--- Begin MATERIAL ---
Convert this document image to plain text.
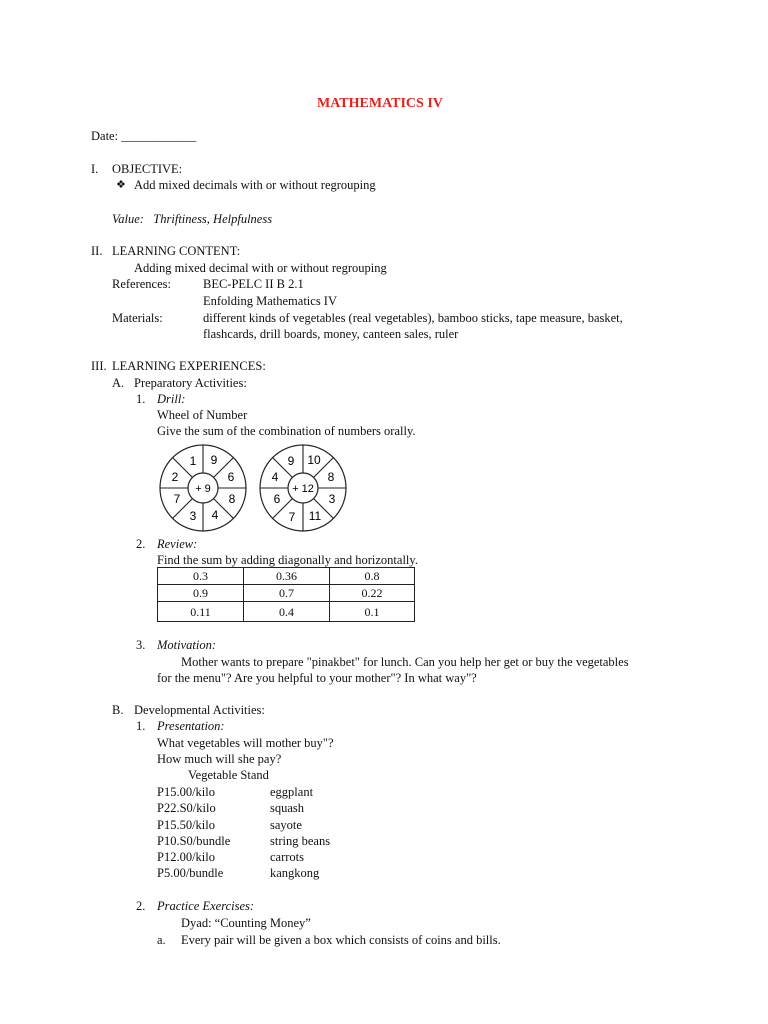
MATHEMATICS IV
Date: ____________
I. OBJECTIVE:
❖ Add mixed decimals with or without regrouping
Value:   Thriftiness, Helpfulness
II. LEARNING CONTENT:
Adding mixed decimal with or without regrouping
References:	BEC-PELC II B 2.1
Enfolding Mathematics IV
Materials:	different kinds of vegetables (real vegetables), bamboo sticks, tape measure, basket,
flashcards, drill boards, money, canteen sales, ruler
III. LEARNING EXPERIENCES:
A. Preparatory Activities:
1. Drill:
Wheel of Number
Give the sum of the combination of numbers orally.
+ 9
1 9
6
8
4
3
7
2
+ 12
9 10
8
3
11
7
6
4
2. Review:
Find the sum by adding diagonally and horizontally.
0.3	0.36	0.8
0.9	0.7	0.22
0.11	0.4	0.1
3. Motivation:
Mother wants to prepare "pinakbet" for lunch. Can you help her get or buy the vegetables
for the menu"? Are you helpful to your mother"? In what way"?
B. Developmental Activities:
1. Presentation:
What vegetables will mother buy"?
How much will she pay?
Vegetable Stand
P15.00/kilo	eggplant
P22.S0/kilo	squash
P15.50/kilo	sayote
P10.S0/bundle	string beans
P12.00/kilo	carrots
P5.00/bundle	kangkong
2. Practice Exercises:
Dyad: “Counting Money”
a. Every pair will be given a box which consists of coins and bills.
--- End MATERIAL ---
§ EXERCISE: Each line above that holds the string "kilo" should be copied and shown.

§ RESPONSE TO THE TASK:
P15.00/kilo	eggplant
P22.S0/kilo	squash
P15.50/kilo	sayote
P12.00/kilo	carrots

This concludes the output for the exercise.